↓↓↓

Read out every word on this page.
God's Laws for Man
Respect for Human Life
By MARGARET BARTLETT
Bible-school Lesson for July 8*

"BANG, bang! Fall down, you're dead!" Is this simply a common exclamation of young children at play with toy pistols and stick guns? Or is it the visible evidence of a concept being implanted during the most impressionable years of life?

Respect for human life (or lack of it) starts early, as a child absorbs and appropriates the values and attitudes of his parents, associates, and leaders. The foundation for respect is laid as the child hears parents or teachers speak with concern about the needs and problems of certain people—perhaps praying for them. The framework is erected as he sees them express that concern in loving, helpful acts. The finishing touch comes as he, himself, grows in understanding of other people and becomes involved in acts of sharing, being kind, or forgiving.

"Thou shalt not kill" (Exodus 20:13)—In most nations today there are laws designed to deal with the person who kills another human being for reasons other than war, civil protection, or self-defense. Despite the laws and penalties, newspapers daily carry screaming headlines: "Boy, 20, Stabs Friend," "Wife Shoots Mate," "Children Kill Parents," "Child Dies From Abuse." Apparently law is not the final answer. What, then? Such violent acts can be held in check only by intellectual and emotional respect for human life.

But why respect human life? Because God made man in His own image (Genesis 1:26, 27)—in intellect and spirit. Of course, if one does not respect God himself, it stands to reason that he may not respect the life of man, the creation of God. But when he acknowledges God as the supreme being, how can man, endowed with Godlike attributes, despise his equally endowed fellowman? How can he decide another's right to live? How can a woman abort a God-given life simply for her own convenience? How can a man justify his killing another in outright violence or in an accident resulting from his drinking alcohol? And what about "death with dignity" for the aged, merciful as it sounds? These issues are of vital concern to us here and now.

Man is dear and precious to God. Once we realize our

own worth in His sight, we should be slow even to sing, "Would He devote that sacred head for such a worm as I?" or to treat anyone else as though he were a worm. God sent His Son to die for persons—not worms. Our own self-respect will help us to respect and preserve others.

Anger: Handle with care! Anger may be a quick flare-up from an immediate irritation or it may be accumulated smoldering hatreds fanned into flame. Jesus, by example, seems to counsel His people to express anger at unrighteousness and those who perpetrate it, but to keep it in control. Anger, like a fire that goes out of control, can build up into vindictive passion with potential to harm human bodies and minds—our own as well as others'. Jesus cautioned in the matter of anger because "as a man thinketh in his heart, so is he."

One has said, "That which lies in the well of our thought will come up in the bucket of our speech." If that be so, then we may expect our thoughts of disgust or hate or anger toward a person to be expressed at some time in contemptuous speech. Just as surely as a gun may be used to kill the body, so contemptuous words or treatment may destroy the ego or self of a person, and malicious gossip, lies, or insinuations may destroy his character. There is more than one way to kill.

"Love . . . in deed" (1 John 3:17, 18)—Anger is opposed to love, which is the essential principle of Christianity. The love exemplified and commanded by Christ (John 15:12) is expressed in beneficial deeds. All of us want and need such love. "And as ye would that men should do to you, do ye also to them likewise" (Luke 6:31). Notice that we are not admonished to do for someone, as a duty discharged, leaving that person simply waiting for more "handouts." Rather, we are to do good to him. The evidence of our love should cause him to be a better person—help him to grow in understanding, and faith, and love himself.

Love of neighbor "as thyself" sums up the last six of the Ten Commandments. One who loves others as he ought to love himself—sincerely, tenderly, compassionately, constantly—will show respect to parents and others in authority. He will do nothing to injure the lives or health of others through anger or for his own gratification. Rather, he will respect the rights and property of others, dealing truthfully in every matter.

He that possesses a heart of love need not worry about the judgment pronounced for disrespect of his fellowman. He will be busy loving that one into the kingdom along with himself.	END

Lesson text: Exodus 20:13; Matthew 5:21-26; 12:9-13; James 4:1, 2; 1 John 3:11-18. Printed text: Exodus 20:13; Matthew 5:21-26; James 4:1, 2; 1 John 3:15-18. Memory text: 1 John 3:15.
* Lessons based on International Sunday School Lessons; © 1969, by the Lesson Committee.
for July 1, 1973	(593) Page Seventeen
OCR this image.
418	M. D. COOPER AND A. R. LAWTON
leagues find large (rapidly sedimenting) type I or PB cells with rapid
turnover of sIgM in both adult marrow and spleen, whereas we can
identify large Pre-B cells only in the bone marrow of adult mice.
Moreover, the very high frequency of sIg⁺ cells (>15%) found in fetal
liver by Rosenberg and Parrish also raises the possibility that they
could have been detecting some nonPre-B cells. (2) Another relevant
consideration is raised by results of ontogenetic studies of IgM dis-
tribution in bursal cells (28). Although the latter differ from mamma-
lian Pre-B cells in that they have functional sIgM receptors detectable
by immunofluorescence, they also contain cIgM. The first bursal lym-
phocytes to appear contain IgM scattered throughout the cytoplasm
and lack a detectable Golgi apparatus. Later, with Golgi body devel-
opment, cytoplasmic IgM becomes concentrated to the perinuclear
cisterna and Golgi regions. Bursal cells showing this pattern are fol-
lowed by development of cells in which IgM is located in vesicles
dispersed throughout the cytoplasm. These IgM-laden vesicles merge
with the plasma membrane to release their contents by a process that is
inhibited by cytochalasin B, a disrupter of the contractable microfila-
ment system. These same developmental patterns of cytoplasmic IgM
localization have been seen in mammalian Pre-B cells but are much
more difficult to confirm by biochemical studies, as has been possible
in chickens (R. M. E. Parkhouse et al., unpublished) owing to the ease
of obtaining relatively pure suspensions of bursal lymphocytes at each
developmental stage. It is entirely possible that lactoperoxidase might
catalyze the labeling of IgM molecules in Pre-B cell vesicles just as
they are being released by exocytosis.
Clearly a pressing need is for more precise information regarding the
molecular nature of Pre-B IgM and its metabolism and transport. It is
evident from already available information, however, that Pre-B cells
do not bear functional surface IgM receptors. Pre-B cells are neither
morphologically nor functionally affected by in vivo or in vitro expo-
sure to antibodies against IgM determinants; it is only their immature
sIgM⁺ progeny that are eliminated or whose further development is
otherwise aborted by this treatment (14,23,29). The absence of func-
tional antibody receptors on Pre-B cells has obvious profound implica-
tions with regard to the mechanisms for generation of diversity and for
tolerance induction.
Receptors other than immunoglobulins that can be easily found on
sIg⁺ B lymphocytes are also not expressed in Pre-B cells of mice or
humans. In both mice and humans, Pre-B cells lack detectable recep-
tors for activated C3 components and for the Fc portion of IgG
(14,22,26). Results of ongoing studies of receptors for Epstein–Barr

↑↑↑

*Your assignment*:
Every line of the entries that includes "adult" must be copied into the answer.

*Answer below*:
turnover of sIgM in both adult marrow and spleen, whereas we can
identify large Pre-B cells only in the bone marrow of adult mice.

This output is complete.